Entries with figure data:
────
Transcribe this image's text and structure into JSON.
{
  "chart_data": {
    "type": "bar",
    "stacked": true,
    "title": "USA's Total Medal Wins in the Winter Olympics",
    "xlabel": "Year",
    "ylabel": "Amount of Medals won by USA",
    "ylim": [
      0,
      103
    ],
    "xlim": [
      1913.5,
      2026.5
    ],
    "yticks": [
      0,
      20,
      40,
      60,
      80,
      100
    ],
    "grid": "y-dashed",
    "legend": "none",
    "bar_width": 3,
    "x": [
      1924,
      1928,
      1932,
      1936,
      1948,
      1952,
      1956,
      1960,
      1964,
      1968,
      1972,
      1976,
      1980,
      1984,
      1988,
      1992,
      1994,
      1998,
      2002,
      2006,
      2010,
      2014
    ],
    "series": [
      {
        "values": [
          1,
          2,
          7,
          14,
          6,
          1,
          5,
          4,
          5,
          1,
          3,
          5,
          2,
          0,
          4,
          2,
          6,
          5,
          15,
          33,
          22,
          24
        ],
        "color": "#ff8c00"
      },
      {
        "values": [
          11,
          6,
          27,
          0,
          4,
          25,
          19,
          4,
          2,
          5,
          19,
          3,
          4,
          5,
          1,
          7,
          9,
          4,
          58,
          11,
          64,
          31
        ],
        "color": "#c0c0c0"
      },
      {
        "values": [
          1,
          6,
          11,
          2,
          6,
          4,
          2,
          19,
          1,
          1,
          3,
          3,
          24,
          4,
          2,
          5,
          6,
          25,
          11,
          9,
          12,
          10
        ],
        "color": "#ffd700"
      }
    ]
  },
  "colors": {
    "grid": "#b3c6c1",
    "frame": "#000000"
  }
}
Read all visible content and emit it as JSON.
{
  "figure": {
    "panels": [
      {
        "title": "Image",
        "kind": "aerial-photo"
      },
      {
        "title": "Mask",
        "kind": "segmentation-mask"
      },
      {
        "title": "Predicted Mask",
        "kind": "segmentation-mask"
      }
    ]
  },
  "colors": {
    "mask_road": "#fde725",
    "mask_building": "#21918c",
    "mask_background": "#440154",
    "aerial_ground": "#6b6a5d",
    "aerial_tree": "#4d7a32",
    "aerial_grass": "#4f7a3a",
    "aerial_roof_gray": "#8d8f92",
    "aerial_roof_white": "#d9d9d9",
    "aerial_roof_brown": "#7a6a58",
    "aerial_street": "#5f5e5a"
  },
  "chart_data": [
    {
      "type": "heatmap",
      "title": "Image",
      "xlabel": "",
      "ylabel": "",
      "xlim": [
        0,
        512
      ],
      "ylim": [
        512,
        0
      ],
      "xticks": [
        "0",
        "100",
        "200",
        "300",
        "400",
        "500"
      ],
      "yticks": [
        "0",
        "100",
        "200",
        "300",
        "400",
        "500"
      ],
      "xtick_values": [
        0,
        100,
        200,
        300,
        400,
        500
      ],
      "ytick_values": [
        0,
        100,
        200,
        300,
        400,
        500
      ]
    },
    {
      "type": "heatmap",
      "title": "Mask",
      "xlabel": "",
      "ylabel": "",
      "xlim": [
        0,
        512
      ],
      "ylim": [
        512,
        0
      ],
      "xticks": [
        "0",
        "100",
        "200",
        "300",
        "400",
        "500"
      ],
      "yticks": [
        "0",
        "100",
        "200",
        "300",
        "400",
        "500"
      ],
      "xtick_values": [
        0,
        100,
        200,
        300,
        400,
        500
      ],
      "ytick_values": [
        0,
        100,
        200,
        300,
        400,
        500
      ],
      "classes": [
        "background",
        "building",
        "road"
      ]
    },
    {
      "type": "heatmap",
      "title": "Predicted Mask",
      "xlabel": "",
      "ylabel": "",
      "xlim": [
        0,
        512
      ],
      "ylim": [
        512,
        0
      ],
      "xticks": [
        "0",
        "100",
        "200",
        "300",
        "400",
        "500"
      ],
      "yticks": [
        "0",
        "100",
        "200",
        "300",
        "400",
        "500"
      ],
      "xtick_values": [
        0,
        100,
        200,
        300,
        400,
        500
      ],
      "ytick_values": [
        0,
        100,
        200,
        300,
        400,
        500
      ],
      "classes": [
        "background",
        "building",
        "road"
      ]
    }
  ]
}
────
**Set problem**
Quote the material exactly, leaving nothing out.

**Solution below**
Transcribe this image's text and structure into JSON.
{
  "chart_data": {
    "type": "bar",
    "stacked": true,
    "title": "USA's Total Medal Wins in the Winter Olympics",
    "xlabel": "Year",
    "ylabel": "Amount of Medals won by USA",
    "ylim": [
      0,
      103
    ],
    "xlim": [
      1913.5,
      2026.5
    ],
    "yticks": [
      0,
      20,
      40,
      60,
      80,
      100
    ],
    "grid": "y-dashed",
    "legend": "none",
    "bar_width": 3,
    "x": [
      1924,
      1928,
      1932,
      1936,
      1948,
      1952,
      1956,
      1960,
      1964,
      1968,
      1972,
      1976,
      1980,
      1984,
      1988,
      1992,
      1994,
      1998,
      2002,
      2006,
      2010,
      2014
    ],
    "series": [
      {
        "values": [
          1,
          2,
          7,
          14,
          6,
          1,
          5,
          4,
          5,
          1,
          3,
          5,
          2,
          0,
          4,
          2,
          6,
          5,
          15,
          33,
          22,
          24
        ],
        "color": "#ff8c00"
      },
      {
        "values": [
          11,
          6,
          27,
          0,
          4,
          25,
          19,
          4,
          2,
          5,
          19,
          3,
          4,
          5,
          1,
          7,
          9,
          4,
          58,
          11,
          64,
          31
        ],
        "color": "#c0c0c0"
      },
      {
        "values": [
          1,
          6,
          11,
          2,
          6,
          4,
          2,
          19,
          1,
          1,
          3,
          3,
          24,
          4,
          2,
          5,
          6,
          25,
          11,
          9,
          12,
          10
        ],
        "color": "#ffd700"
      }
    ]
  },
  "colors": {
    "grid": "#b3c6c1",
    "frame": "#000000"
  }
}
Read all visible content and emit it as JSON.
{
  "figure": {
    "panels": [
      {
        "title": "Image",
        "kind": "aerial-photo"
      },
      {
        "title": "Mask",
        "kind": "segmentation-mask"
      },
      {
        "title": "Predicted Mask",
        "kind": "segmentation-mask"
      }
    ]
  },
  "colors": {
    "mask_road": "#fde725",
    "mask_building": "#21918c",
    "mask_background": "#440154",
    "aerial_ground": "#6b6a5d",
    "aerial_tree": "#4d7a32",
    "aerial_grass": "#4f7a3a",
    "aerial_roof_gray": "#8d8f92",
    "aerial_roof_white": "#d9d9d9",
    "aerial_roof_brown": "#7a6a58",
    "aerial_street": "#5f5e5a"
  },
  "chart_data": [
    {
      "type": "heatmap",
      "title": "Image",
      "xlabel": "",
      "ylabel": "",
      "xlim": [
        0,
        512
      ],
      "ylim": [
        512,
        0
      ],
      "xticks": [
        "0",
        "100",
        "200",
        "300",
        "400",
        "500"
      ],
      "yticks": [
        "0",
        "100",
        "200",
        "300",
        "400",
        "500"
      ],
      "xtick_values": [
        0,
        100,
        200,
        300,
        400,
        500
      ],
      "ytick_values": [
        0,
        100,
        200,
        300,
        400,
        500
      ]
    },
    {
      "type": "heatmap",
      "title": "Mask",
      "xlabel": "",
      "ylabel": "",
      "xlim": [
        0,
        512
      ],
      "ylim": [
        512,
        0
      ],
      "xticks": [
        "0",
        "100",
        "200",
        "300",
        "400",
        "500"
      ],
      "yticks": [
        "0",
        "100",
        "200",
        "300",
        "400",
        "500"
      ],
      "xtick_values": [
        0,
        100,
        200,
        300,
        400,
        500
      ],
      "ytick_values": [
        0,
        100,
        200,
        300,
        400,
        500
      ],
      "classes": [
        "background",
        "building",
        "road"
      ]
    },
    {
      "type": "heatmap",
      "title": "Predicted Mask",
      "xlabel": "",
      "ylabel": "",
      "xlim": [
        0,
        512
      ],
      "ylim": [
        512,
        0
      ],
      "xticks": [
        "0",
        "100",
        "200",
        "300",
        "400",
        "500"
      ],
      "yticks": [
        "0",
        "100",
        "200",
        "300",
        "400",
        "500"
      ],
      "xtick_values": [
        0,
        100,
        200,
        300,
        400,
        500
      ],
      "ytick_values": [
        0,
        100,
        200,
        300,
        400,
        500
      ],
      "classes": [
        "background",
        "building",
        "road"
      ]
    }
  ]
}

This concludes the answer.